[Task statement] Output the material word for word. Leave each picture out.

[Data in this exercise]
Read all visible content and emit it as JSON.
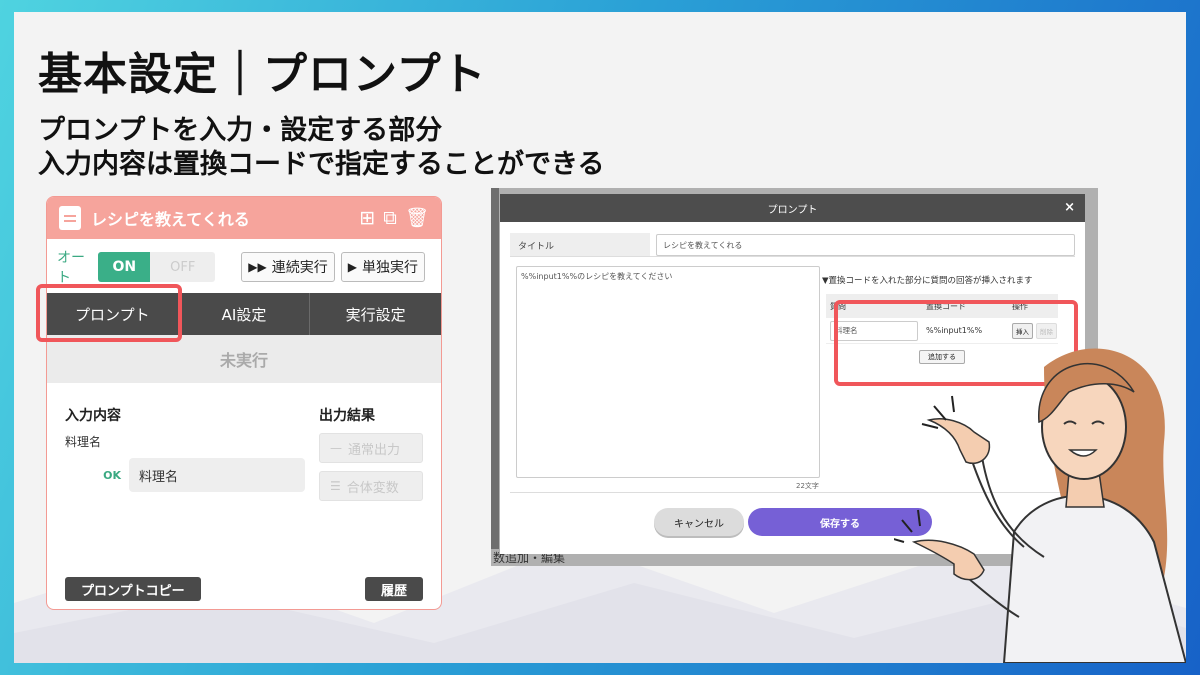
{
  "slide": {
    "title": "基本設定｜プロンプト",
    "subtitle_line1": "プロンプトを入力・設定する部分",
    "subtitle_line2": "入力内容は置換コードで指定することができる"
  },
  "card": {
    "title": "レシピを教えてくれる",
    "auto_label": "オート",
    "toggle_on": "ON",
    "toggle_off": "OFF",
    "run_continuous": "連続実行",
    "run_single": "単独実行",
    "tabs": [
      {
        "label": "プロンプト"
      },
      {
        "label": "AI設定"
      },
      {
        "label": "実行設定"
      }
    ],
    "status": "未実行",
    "input_title": "入力内容",
    "input_field_label": "料理名",
    "input_ok": "OK",
    "input_value": "料理名",
    "output_title": "出力結果",
    "output_normal": "通常出力",
    "output_combined": "合体変数",
    "copy_prompt": "プロンプトコピー",
    "history": "履歴"
  },
  "modal": {
    "header": "プロンプト",
    "close": "×",
    "title_label": "タイトル",
    "title_value": "レシピを教えてくれる",
    "prompt_text": "%%input1%%のレシピを教えてください",
    "char_count": "22文字",
    "replace_note": "▼置換コードを入れた部分に質問の回答が挿入されます",
    "table_headers": [
      "質問",
      "置換コード",
      "操作"
    ],
    "row_question": "料理名",
    "row_code": "%%input1%%",
    "insert_btn": "挿入",
    "delete_btn": "削除",
    "add_btn": "追加する",
    "cancel_btn": "キャンセル",
    "save_btn": "保存する",
    "underlying_text": "数追加・編集"
  },
  "colors": {
    "accent_red": "#f0565a",
    "card_header": "#f6a49c",
    "toggle_green": "#3aaf88",
    "save_purple": "#7660d6"
  },
  "icons": {
    "card_doc": "document-icon",
    "add": "plus-square-icon",
    "copy": "copy-icon",
    "delete": "trash-icon",
    "fast_forward": "fast-forward-icon",
    "play": "play-icon",
    "minus": "minus-icon",
    "doc_lines": "document-lines-icon"
  }
}
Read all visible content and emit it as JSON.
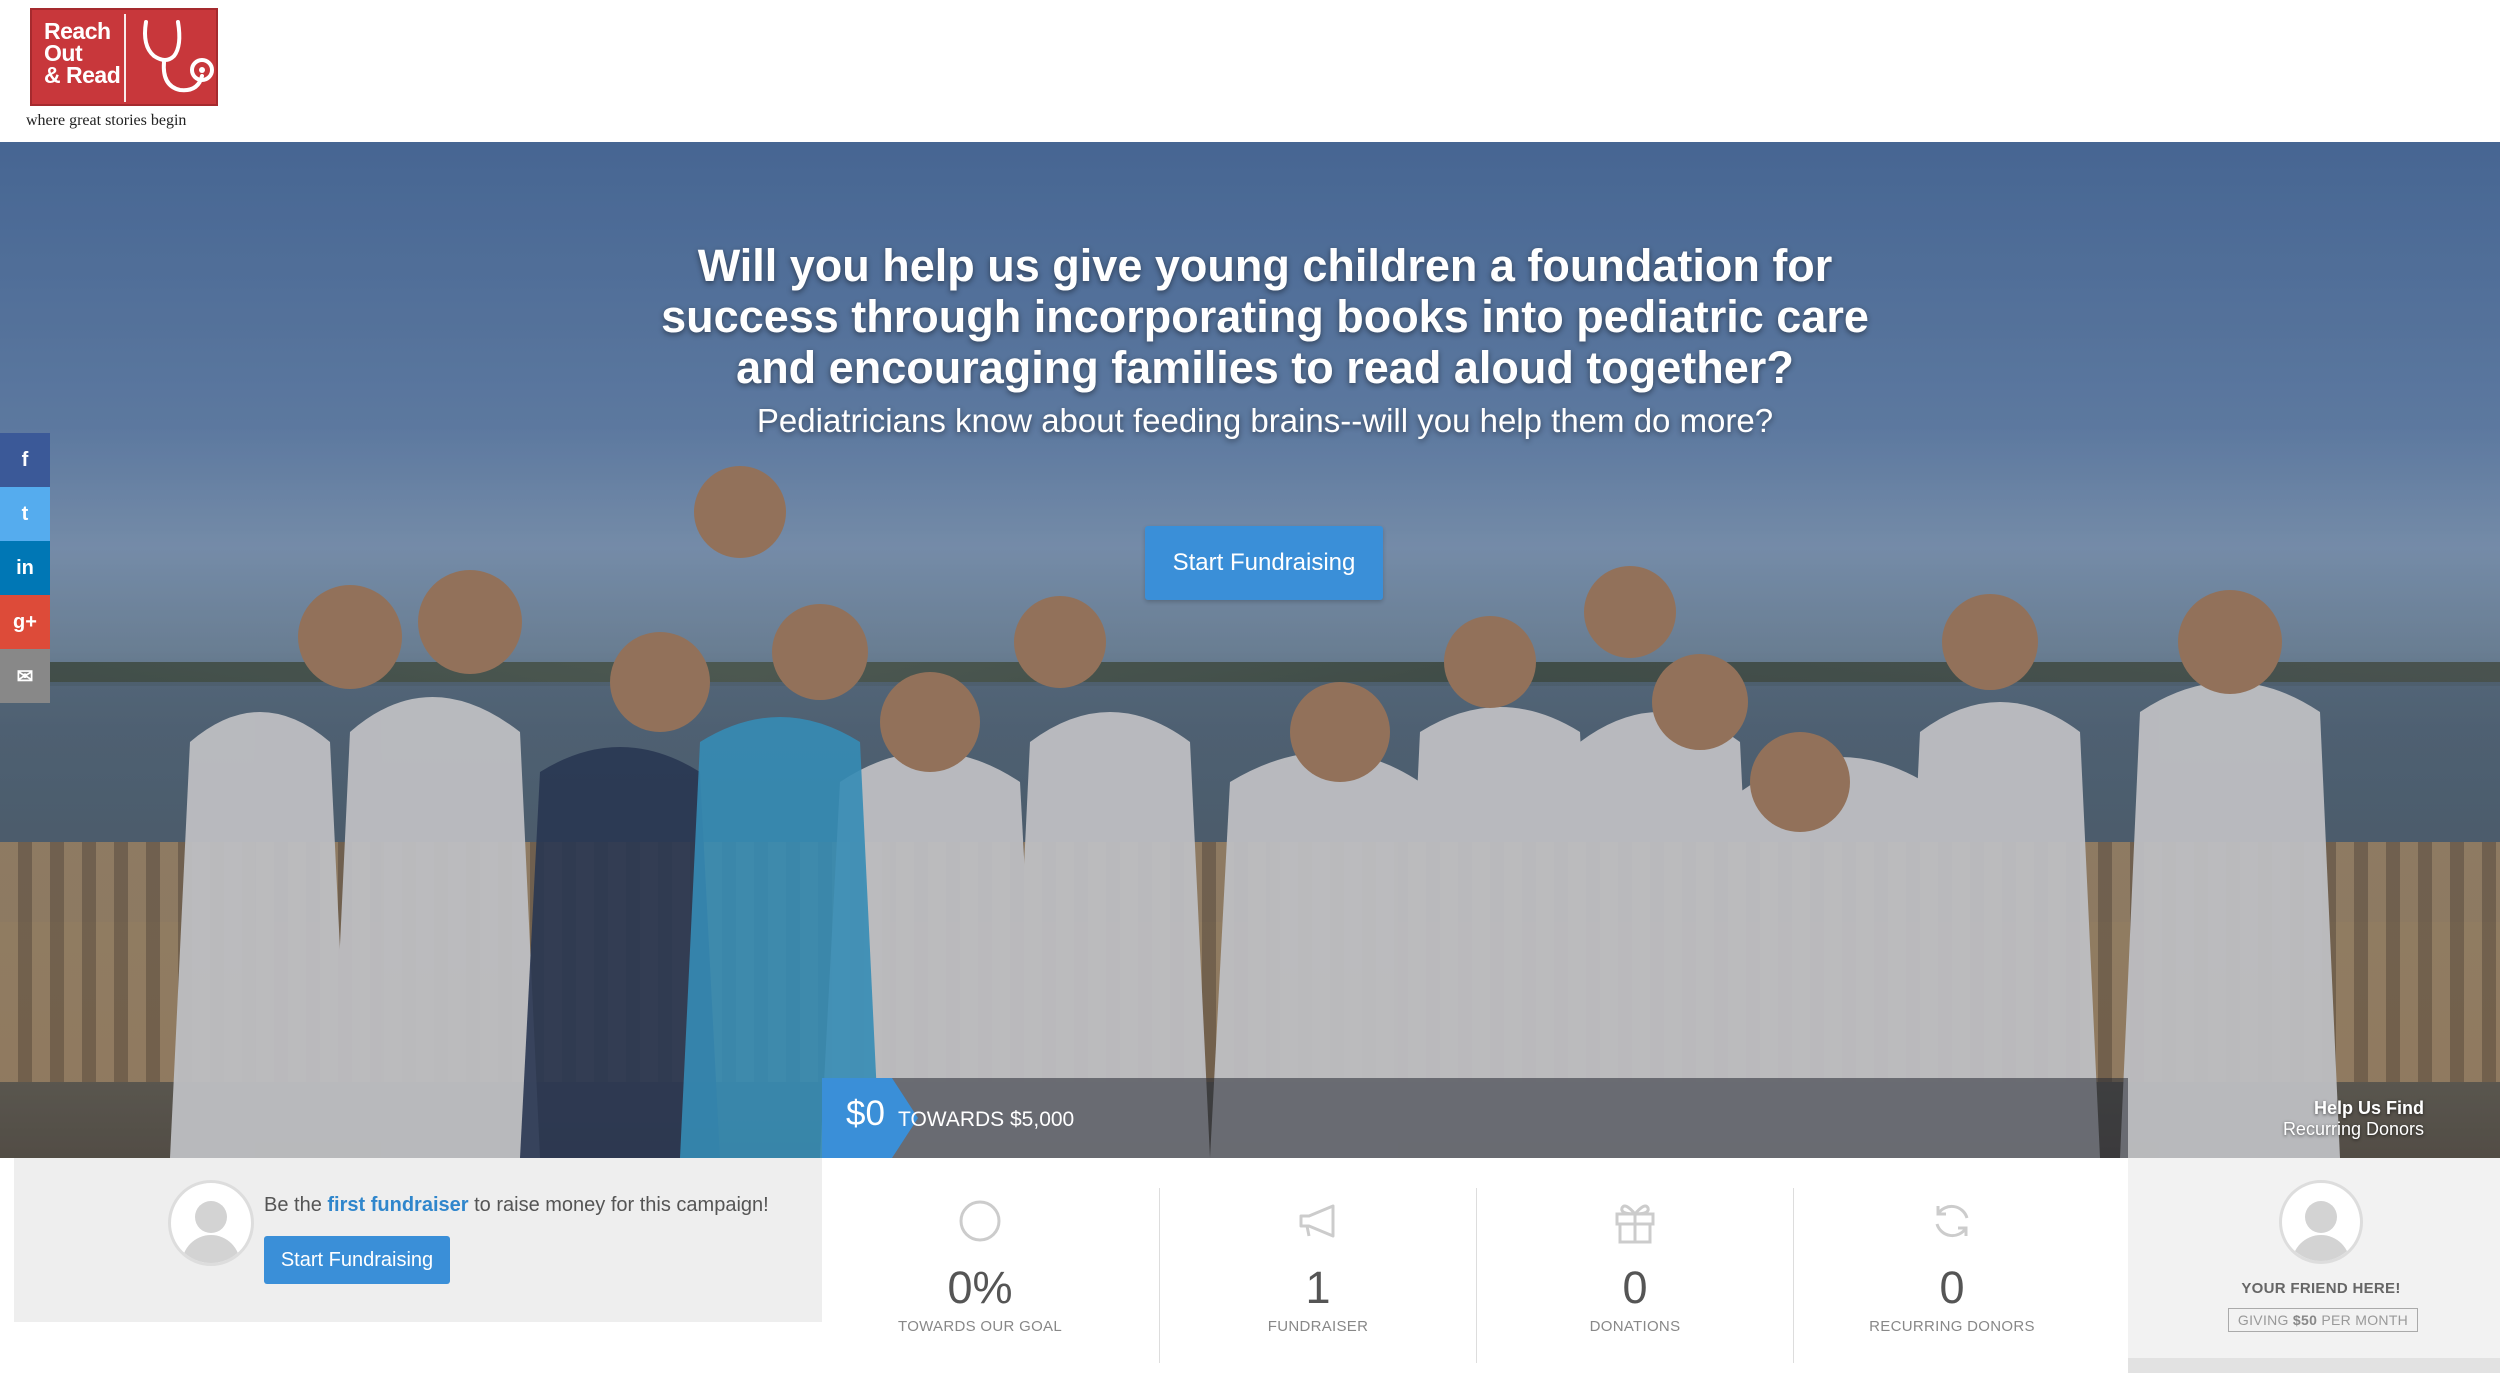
{
  "brand": {
    "logo_text": "Reach\nOut\n& Read",
    "tagline": "where great stories begin",
    "colors": {
      "logo_red": "#c8373b",
      "accent_blue": "#3a8fd8",
      "link_blue": "#2f86cc"
    }
  },
  "hero": {
    "title": "Will you help us give young children a foundation for success through incorporating books into pediatric care and encouraging families to read aloud together?",
    "subtitle": "Pediatricians know about feeding brains--will you help them do more?",
    "cta_label": "Start Fundraising"
  },
  "social": {
    "items": [
      {
        "name": "facebook",
        "glyph": "f",
        "color": "#3b5998"
      },
      {
        "name": "twitter",
        "glyph": "t",
        "color": "#55acee"
      },
      {
        "name": "linkedin",
        "glyph": "in",
        "color": "#0077b5"
      },
      {
        "name": "google-plus",
        "glyph": "g+",
        "color": "#dd4b39"
      },
      {
        "name": "email",
        "glyph": "✉",
        "color": "#888888"
      }
    ]
  },
  "progress": {
    "raised": "$0",
    "towards": "TOWARDS $5,000",
    "fraction": 0
  },
  "recurring": {
    "title": "Help Us Find",
    "subtitle": "Recurring Donors"
  },
  "fundraiser": {
    "text_prefix": "Be the ",
    "text_link": "first fundraiser",
    "text_suffix": " to raise money for this campaign!",
    "button_label": "Start Fundraising"
  },
  "stats": [
    {
      "icon": "circle-icon",
      "value": "0%",
      "label": "TOWARDS OUR GOAL"
    },
    {
      "icon": "megaphone-icon",
      "value": "1",
      "label": "FUNDRAISER"
    },
    {
      "icon": "gift-icon",
      "value": "0",
      "label": "DONATIONS"
    },
    {
      "icon": "refresh-icon",
      "value": "0",
      "label": "RECURRING DONORS"
    }
  ],
  "friend": {
    "title": "YOUR FRIEND HERE!",
    "giving_prefix": "GIVING ",
    "giving_amount": "$50",
    "giving_suffix": " PER MONTH"
  }
}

[Solution for this exercise]
Read all visible content and emit it as JSON.
{
  "slide": {
    "title": "基本設定｜プロンプト",
    "subtitle_line1": "プロンプトを入力・設定する部分",
    "subtitle_line2": "入力内容は置換コードで指定することができる"
  },
  "card": {
    "title": "レシピを教えてくれる",
    "auto_label": "オート",
    "toggle_on": "ON",
    "toggle_off": "OFF",
    "run_continuous": "連続実行",
    "run_single": "単独実行",
    "tabs": [
      {
        "label": "プロンプト"
      },
      {
        "label": "AI設定"
      },
      {
        "label": "実行設定"
      }
    ],
    "status": "未実行",
    "input_title": "入力内容",
    "input_field_label": "料理名",
    "input_ok": "OK",
    "input_value": "料理名",
    "output_title": "出力結果",
    "output_normal": "通常出力",
    "output_combined": "合体変数",
    "copy_prompt": "プロンプトコピー",
    "history": "履歴"
  },
  "modal": {
    "header": "プロンプト",
    "close": "×",
    "title_label": "タイトル",
    "title_value": "レシピを教えてくれる",
    "prompt_text": "%%input1%%のレシピを教えてください",
    "char_count": "22文字",
    "replace_note": "▼置換コードを入れた部分に質問の回答が挿入されます",
    "table_headers": [
      "質問",
      "置換コード",
      "操作"
    ],
    "row_question": "料理名",
    "row_code": "%%input1%%",
    "insert_btn": "挿入",
    "delete_btn": "削除",
    "add_btn": "追加する",
    "cancel_btn": "キャンセル",
    "save_btn": "保存する",
    "underlying_text": "数追加・編集"
  },
  "colors": {
    "accent_red": "#f0565a",
    "card_header": "#f6a49c",
    "toggle_green": "#3aaf88",
    "save_purple": "#7660d6"
  },
  "icons": {
    "card_doc": "document-icon",
    "add": "plus-square-icon",
    "copy": "copy-icon",
    "delete": "trash-icon",
    "fast_forward": "fast-forward-icon",
    "play": "play-icon",
    "minus": "minus-icon",
    "doc_lines": "document-lines-icon"
  }
}
Read all visible content and emit it as JSON.
{
  "brand": {
    "logo_text": "Reach\nOut\n& Read",
    "tagline": "where great stories begin",
    "colors": {
      "logo_red": "#c8373b",
      "accent_blue": "#3a8fd8",
      "link_blue": "#2f86cc"
    }
  },
  "hero": {
    "title": "Will you help us give young children a foundation for success through incorporating books into pediatric care and encouraging families to read aloud together?",
    "subtitle": "Pediatricians know about feeding brains--will you help them do more?",
    "cta_label": "Start Fundraising"
  },
  "social": {
    "items": [
      {
        "name": "facebook",
        "glyph": "f",
        "color": "#3b5998"
      },
      {
        "name": "twitter",
        "glyph": "t",
        "color": "#55acee"
      },
      {
        "name": "linkedin",
        "glyph": "in",
        "color": "#0077b5"
      },
      {
        "name": "google-plus",
        "glyph": "g+",
        "color": "#dd4b39"
      },
      {
        "name": "email",
        "glyph": "✉",
        "color": "#888888"
      }
    ]
  },
  "progress": {
    "raised": "$0",
    "towards": "TOWARDS $5,000",
    "fraction": 0
  },
  "recurring": {
    "title": "Help Us Find",
    "subtitle": "Recurring Donors"
  },
  "fundraiser": {
    "text_prefix": "Be the ",
    "text_link": "first fundraiser",
    "text_suffix": " to raise money for this campaign!",
    "button_label": "Start Fundraising"
  },
  "stats": [
    {
      "icon": "circle-icon",
      "value": "0%",
      "label": "TOWARDS OUR GOAL"
    },
    {
      "icon": "megaphone-icon",
      "value": "1",
      "label": "FUNDRAISER"
    },
    {
      "icon": "gift-icon",
      "value": "0",
      "label": "DONATIONS"
    },
    {
      "icon": "refresh-icon",
      "value": "0",
      "label": "RECURRING DONORS"
    }
  ],
  "friend": {
    "title": "YOUR FRIEND HERE!",
    "giving_prefix": "GIVING ",
    "giving_amount": "$50",
    "giving_suffix": " PER MONTH"
  }
}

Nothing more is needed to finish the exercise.